## [Dataset entries]
# # # # # # #
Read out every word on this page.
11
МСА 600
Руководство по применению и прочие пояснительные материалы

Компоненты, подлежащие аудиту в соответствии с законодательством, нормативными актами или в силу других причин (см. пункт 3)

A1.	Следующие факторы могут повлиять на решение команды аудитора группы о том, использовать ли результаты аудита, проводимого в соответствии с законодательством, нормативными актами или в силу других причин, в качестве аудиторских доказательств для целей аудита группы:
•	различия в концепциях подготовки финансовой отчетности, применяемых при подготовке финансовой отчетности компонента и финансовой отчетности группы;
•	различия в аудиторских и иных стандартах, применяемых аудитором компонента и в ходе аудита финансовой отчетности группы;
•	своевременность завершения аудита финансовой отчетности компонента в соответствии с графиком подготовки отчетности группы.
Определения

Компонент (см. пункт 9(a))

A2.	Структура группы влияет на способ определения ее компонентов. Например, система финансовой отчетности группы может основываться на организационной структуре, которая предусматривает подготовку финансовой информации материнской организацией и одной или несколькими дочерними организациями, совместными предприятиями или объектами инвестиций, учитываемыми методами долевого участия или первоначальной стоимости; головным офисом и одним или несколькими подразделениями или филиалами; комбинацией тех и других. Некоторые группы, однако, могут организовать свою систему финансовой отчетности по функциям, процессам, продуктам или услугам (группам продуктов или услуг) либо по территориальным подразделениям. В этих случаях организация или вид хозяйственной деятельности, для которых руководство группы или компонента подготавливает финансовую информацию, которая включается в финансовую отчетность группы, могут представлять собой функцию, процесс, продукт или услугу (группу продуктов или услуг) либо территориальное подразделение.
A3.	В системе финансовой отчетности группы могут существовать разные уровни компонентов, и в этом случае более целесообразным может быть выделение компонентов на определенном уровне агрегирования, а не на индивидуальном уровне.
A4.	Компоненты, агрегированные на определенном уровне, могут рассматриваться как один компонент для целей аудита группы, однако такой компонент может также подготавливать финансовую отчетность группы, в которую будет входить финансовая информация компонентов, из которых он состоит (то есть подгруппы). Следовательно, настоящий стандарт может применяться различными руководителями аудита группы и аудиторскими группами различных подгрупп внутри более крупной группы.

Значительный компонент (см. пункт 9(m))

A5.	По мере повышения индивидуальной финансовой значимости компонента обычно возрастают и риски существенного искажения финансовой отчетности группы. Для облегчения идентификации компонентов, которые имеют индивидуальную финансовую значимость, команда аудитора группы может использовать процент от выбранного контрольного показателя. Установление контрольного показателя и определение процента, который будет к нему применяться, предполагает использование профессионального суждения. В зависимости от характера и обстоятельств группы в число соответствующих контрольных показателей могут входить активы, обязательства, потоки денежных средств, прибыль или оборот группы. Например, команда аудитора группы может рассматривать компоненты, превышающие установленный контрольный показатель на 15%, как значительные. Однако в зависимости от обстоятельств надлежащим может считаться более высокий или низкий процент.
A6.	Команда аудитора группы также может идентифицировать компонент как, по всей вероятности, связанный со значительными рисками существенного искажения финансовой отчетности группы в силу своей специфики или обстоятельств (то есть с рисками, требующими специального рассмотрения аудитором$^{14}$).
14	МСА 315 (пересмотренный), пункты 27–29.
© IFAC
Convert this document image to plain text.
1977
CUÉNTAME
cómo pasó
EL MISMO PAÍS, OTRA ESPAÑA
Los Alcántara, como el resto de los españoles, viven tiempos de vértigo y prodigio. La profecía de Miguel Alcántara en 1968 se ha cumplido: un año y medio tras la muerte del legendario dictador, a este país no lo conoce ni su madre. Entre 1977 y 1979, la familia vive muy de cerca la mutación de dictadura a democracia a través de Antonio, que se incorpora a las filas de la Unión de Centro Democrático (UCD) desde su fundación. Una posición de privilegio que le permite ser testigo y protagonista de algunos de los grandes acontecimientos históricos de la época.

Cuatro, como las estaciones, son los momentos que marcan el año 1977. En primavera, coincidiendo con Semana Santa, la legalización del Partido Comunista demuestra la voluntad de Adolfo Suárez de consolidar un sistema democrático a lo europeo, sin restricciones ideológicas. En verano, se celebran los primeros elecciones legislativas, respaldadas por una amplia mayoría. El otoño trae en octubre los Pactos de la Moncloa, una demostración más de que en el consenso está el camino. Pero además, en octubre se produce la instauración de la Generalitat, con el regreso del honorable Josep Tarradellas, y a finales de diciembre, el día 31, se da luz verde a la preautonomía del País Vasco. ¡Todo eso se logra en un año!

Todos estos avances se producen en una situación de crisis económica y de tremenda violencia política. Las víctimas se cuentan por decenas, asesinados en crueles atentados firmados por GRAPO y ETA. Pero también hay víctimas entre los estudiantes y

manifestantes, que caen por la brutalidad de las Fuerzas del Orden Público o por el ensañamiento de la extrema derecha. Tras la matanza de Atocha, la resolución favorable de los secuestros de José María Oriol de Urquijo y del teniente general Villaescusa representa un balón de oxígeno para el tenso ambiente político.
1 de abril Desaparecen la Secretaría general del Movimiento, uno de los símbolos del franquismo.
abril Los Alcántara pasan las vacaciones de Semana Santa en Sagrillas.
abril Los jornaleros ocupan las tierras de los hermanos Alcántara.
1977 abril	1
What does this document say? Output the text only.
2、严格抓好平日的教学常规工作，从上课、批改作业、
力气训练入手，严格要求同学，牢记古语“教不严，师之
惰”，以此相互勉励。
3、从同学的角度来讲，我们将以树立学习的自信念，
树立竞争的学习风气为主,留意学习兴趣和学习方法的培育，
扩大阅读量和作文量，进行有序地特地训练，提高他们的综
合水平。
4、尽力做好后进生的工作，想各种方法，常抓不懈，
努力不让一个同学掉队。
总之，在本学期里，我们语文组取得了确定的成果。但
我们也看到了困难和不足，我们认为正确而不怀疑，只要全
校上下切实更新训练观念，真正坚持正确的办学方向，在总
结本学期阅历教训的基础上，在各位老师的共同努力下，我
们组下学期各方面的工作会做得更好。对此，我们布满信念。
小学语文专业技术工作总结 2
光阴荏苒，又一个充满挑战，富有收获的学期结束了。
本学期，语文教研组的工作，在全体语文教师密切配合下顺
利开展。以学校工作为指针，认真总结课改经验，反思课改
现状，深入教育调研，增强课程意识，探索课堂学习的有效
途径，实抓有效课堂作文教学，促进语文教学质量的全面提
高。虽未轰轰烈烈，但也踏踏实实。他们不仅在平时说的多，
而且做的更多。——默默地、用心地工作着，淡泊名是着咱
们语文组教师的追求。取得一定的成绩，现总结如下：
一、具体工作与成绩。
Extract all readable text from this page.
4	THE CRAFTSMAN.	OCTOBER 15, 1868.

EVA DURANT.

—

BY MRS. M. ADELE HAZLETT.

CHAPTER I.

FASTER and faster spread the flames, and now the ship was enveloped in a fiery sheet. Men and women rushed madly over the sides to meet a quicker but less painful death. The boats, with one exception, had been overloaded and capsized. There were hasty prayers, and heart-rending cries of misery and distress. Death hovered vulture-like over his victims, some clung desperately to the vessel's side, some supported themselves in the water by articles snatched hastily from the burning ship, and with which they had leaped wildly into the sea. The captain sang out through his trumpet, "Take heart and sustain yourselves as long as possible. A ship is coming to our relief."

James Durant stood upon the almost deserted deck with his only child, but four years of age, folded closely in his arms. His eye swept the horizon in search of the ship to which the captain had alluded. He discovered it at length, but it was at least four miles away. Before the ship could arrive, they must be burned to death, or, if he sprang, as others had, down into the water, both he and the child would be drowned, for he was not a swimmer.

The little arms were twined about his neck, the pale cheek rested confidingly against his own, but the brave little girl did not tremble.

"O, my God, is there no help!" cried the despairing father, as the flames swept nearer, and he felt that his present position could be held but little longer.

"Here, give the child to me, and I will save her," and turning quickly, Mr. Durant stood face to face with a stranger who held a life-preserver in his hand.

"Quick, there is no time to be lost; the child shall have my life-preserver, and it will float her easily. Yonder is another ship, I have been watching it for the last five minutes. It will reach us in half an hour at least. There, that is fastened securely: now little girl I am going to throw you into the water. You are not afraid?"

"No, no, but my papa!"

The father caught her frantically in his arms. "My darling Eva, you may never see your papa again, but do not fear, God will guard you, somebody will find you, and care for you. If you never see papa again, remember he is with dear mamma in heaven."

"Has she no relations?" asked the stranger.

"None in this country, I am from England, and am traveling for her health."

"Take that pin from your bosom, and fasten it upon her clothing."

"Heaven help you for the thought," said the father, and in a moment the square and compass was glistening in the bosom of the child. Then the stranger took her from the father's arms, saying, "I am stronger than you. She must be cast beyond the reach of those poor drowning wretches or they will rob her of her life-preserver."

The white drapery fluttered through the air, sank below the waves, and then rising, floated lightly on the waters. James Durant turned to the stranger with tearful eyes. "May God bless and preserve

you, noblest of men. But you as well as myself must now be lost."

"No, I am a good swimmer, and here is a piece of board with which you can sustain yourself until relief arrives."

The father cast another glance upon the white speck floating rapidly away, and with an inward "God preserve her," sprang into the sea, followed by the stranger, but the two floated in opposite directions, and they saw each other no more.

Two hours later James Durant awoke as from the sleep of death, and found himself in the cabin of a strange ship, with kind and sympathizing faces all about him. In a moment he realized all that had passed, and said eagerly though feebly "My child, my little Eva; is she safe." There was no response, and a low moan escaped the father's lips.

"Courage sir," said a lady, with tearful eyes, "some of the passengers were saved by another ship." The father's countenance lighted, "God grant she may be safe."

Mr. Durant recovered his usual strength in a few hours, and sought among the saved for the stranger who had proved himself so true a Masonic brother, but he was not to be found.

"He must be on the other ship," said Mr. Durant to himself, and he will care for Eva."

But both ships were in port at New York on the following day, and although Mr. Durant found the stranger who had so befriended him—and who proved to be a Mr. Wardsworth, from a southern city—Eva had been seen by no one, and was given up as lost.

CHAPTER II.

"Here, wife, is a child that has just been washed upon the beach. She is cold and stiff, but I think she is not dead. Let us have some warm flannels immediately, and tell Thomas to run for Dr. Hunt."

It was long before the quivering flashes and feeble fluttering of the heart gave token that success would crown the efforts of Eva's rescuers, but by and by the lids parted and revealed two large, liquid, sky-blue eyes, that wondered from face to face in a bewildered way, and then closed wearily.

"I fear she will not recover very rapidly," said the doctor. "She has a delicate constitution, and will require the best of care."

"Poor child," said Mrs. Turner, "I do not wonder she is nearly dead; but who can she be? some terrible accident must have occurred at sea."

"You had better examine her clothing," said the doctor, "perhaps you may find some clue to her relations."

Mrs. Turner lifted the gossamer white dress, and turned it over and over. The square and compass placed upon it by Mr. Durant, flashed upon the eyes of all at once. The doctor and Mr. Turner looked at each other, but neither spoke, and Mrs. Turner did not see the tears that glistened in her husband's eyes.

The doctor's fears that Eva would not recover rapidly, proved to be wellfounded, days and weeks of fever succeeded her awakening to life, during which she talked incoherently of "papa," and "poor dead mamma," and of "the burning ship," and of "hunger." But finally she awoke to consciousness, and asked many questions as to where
# # # # # # #
## [WHAT IS REQUIRED]
Report each line in the preceding entries that holds the string "подготовки".

## [EXPECTED ANSWER]
•	различия в концепциях подготовки финансовой отчетности, применяемых при подготовке финансовой отчетности компонента и финансовой отчетности группы;
•	своевременность завершения аудита финансовой отчетности компонента в соответствии с графиком подготовки отчетности группы.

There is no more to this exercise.